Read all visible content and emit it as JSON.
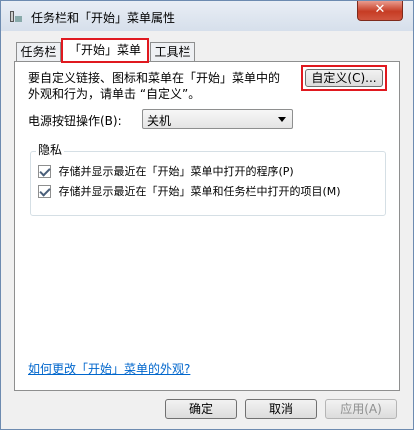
{
  "window": {
    "title": "任务栏和「开始」菜单属性",
    "close_label": "✕"
  },
  "tabs": [
    {
      "label": "任务栏",
      "selected": false
    },
    {
      "label": "「开始」菜单",
      "selected": true
    },
    {
      "label": "工具栏",
      "selected": false
    }
  ],
  "start_menu": {
    "description_line1": "要自定义链接、图标和菜单在「开始」菜单中的",
    "description_line2": "外观和行为，请单击 “自定义”。",
    "customize_label": "自定义(C)...",
    "power_label": "电源按钮操作(B):",
    "power_value": "关机"
  },
  "privacy": {
    "title": "隐私",
    "option1": {
      "label": "存储并显示最近在「开始」菜单中打开的程序(P)",
      "checked": true
    },
    "option2": {
      "label": "存储并显示最近在「开始」菜单和任务栏中打开的项目(M)",
      "checked": true
    }
  },
  "help_link": "如何更改「开始」菜单的外观?",
  "buttons": {
    "ok": "确定",
    "cancel": "取消",
    "apply": "应用(A)"
  },
  "colors": {
    "highlight_border": "#e0191f",
    "link": "#0066cc"
  }
}
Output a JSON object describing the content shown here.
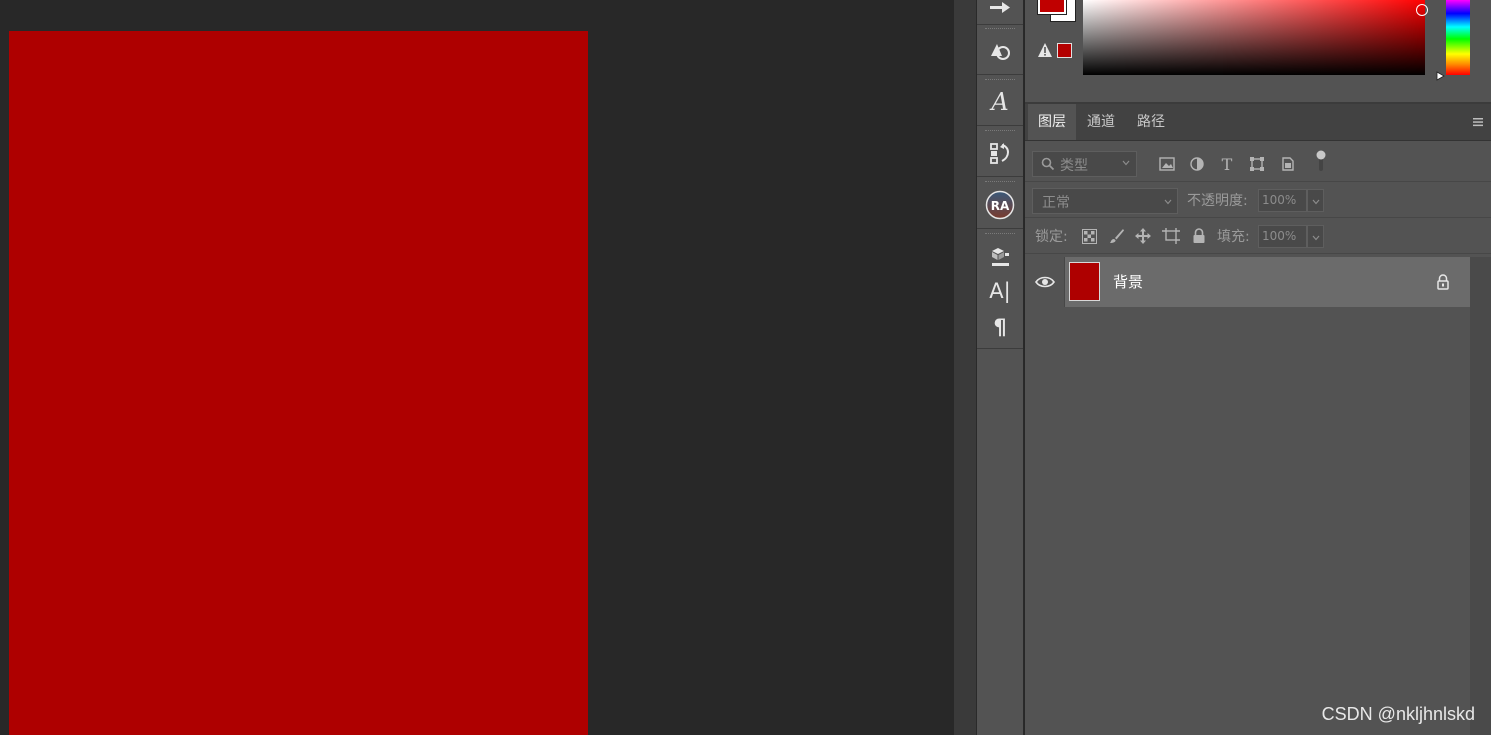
{
  "colors": {
    "document_fill": "#ae0000",
    "foreground": "#c00000",
    "background": "#ffffff"
  },
  "layers_panel": {
    "tabs": [
      {
        "label": "图层"
      },
      {
        "label": "通道"
      },
      {
        "label": "路径"
      }
    ],
    "filter": {
      "placeholder": "类型"
    },
    "blend_mode": "正常",
    "opacity": {
      "label": "不透明度:",
      "value": "100%"
    },
    "lock": {
      "label": "锁定:"
    },
    "fill": {
      "label": "填充:",
      "value": "100%"
    },
    "layers": [
      {
        "name": "背景",
        "locked": true
      }
    ]
  },
  "tool_dock_icons": [
    "brush-settings-icon",
    "clone-source-icon",
    "glyphs-icon",
    "history-icon",
    "ra-plugin-icon",
    "3d-icon",
    "character-icon",
    "paragraph-icon"
  ],
  "watermark": "CSDN @nkljhnlskd"
}
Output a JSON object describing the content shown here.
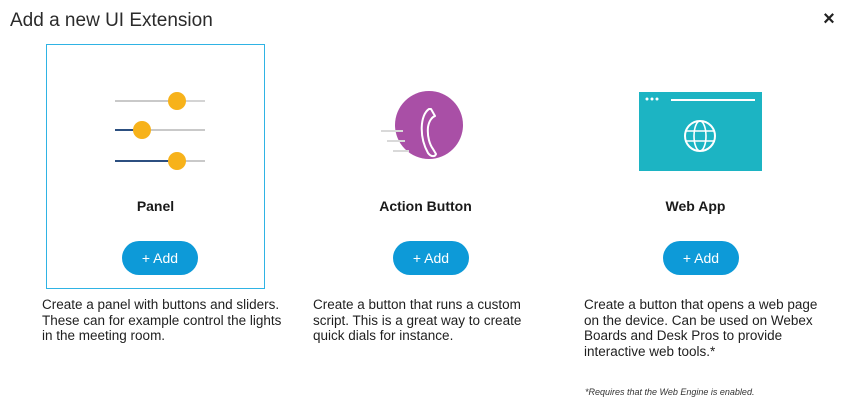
{
  "dialog": {
    "title": "Add a new UI Extension",
    "close_icon": "×"
  },
  "cards": [
    {
      "title": "Panel",
      "icon": "sliders-icon",
      "add_label": "+ Add",
      "selected": true,
      "description": "Create a panel with buttons and sliders. These can for example control the lights in the meeting room."
    },
    {
      "title": "Action Button",
      "icon": "phone-call-icon",
      "add_label": "+ Add",
      "selected": false,
      "description": "Create a button that runs a custom script. This is a great way to create quick dials for instance."
    },
    {
      "title": "Web App",
      "icon": "globe-browser-icon",
      "add_label": "+ Add",
      "selected": false,
      "description": "Create a button that opens a web page on the device. Can be used on Webex Boards and Desk Pros to provide interactive web tools.*"
    }
  ],
  "footnote": "*Requires that the Web Engine is enabled.",
  "colors": {
    "accent": "#0d9ad8",
    "selection_border": "#2fb3e4",
    "slider_knob": "#f7b21a",
    "action_circle": "#a94fa6",
    "web_screen": "#1cb4c3"
  }
}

● ● ● ● ●

Written exercise: Scan the material above. Copy each line that holds the word "sliders".

Written solution:
      "icon": "sliders-icon",
      "description": "Create a panel with buttons and sliders. These can for example control the lights in the meeting room."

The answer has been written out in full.